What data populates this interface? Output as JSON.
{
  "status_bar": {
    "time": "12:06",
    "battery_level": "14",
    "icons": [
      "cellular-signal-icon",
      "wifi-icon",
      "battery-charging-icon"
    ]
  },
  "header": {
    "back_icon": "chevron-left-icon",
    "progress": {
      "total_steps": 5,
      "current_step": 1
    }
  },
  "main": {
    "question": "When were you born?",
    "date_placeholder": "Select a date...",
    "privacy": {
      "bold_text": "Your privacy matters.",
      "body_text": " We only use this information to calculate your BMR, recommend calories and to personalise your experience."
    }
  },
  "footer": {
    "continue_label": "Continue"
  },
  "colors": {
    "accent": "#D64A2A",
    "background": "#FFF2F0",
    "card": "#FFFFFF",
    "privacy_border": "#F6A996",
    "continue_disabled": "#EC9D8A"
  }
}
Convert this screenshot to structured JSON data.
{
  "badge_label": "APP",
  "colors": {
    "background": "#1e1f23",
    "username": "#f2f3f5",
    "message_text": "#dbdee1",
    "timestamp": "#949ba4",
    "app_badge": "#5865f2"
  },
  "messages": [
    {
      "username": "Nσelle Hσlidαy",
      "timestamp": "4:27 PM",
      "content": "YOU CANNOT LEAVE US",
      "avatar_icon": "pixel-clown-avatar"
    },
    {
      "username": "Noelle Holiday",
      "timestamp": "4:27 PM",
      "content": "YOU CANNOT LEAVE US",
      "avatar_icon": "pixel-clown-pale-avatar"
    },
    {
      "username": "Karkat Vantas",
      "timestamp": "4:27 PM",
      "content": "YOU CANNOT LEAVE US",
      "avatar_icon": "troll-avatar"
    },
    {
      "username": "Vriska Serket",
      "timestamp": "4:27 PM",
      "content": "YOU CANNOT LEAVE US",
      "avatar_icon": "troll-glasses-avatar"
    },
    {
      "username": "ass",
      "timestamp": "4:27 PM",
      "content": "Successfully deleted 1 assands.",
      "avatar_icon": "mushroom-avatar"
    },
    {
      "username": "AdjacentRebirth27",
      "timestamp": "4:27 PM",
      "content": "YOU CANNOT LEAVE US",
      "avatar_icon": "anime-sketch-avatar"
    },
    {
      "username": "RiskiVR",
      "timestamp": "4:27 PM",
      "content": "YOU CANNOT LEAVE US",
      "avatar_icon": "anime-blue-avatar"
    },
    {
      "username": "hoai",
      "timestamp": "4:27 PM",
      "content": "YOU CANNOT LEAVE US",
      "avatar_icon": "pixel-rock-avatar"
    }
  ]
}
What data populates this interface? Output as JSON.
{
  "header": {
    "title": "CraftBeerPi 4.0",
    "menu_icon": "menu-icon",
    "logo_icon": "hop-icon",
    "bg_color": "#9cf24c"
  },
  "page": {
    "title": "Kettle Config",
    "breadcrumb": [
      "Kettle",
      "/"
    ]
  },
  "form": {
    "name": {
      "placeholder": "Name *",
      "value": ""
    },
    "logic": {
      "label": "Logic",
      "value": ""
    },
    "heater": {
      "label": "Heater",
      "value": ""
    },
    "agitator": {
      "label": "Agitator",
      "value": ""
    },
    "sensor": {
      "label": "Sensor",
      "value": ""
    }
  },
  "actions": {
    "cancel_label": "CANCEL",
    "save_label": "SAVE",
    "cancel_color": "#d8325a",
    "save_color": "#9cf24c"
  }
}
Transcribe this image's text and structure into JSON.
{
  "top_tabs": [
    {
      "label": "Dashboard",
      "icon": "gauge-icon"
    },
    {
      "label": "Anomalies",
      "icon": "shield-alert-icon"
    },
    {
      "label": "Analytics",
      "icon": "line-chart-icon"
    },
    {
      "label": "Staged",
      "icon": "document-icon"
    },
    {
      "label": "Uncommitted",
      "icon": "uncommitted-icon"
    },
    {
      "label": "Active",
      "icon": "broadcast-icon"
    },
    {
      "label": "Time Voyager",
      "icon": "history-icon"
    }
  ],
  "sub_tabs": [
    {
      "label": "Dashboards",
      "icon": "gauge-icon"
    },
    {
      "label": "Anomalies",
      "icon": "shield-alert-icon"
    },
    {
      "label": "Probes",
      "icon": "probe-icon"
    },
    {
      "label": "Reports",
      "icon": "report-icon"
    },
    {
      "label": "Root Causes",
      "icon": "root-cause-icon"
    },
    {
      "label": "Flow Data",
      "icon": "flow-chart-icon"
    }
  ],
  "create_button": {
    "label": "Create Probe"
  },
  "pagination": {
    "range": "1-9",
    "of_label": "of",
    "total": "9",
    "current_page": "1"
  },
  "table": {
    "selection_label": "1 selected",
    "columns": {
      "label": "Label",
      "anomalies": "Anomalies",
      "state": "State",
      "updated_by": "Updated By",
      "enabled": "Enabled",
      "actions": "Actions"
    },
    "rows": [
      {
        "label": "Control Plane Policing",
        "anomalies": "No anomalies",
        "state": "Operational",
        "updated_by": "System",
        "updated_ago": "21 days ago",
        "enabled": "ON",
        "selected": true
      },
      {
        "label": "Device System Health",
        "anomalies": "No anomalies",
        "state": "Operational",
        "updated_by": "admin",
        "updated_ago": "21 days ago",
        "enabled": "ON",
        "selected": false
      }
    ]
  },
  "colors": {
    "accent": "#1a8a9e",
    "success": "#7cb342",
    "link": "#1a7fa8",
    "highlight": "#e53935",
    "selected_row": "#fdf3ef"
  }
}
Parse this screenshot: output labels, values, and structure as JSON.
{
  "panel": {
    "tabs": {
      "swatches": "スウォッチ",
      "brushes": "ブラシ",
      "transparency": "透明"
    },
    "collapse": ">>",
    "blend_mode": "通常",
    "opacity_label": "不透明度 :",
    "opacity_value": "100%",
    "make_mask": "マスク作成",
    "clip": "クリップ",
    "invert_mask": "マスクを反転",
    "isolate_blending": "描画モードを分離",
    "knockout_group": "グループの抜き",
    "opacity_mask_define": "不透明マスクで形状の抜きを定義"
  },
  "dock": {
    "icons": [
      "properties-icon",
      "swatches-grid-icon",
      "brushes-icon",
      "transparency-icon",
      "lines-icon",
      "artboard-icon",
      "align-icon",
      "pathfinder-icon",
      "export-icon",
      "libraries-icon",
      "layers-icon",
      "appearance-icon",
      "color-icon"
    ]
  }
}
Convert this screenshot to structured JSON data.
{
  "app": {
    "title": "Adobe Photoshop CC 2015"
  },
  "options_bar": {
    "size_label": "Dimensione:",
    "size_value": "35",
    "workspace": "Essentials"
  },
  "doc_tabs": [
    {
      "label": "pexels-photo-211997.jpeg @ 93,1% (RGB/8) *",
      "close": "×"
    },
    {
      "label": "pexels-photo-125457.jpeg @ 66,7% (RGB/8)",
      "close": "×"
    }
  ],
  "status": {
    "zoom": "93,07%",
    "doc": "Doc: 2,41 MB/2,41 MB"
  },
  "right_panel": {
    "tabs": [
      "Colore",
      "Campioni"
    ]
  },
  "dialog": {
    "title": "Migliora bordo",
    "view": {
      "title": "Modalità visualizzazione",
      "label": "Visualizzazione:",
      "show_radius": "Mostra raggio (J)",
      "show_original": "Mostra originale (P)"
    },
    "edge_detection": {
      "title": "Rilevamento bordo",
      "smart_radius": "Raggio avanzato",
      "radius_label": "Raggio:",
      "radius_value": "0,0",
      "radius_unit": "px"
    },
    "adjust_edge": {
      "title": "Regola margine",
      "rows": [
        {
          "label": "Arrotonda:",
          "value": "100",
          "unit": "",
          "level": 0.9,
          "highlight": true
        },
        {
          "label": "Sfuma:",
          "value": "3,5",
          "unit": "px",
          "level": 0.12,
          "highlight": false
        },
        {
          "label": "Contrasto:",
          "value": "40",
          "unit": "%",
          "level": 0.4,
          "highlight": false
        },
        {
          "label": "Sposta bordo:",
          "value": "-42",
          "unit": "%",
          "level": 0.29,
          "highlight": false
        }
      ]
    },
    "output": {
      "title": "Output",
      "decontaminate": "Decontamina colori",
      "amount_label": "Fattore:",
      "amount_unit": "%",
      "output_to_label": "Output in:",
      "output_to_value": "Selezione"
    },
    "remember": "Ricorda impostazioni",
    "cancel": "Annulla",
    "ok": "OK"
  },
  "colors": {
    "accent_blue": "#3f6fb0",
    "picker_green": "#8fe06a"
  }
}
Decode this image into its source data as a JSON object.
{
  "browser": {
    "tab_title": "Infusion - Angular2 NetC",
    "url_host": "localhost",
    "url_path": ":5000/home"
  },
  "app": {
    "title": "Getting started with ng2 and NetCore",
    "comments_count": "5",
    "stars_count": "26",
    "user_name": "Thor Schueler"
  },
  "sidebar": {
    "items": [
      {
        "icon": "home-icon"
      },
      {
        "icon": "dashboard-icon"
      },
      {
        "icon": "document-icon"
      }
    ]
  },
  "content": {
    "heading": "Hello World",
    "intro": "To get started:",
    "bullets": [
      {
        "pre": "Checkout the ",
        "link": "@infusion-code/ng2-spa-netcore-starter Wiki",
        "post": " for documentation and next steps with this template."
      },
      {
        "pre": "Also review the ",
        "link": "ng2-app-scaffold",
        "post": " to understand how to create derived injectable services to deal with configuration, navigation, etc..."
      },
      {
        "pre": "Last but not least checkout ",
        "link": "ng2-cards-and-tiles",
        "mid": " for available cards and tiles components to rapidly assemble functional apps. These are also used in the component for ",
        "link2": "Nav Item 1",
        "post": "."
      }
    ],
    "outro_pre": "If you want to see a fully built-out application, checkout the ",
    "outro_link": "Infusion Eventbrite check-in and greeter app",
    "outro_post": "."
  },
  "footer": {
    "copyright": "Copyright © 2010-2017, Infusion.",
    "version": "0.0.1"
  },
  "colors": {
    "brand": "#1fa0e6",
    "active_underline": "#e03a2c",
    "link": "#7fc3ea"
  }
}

* * * * * * *

Copy each line above that contains the string "tiles".

        "link": "ng2-cards-and-tiles",
        "mid": " for available cards and tiles components to rapidly assemble functional apps. These are also used in the component for ",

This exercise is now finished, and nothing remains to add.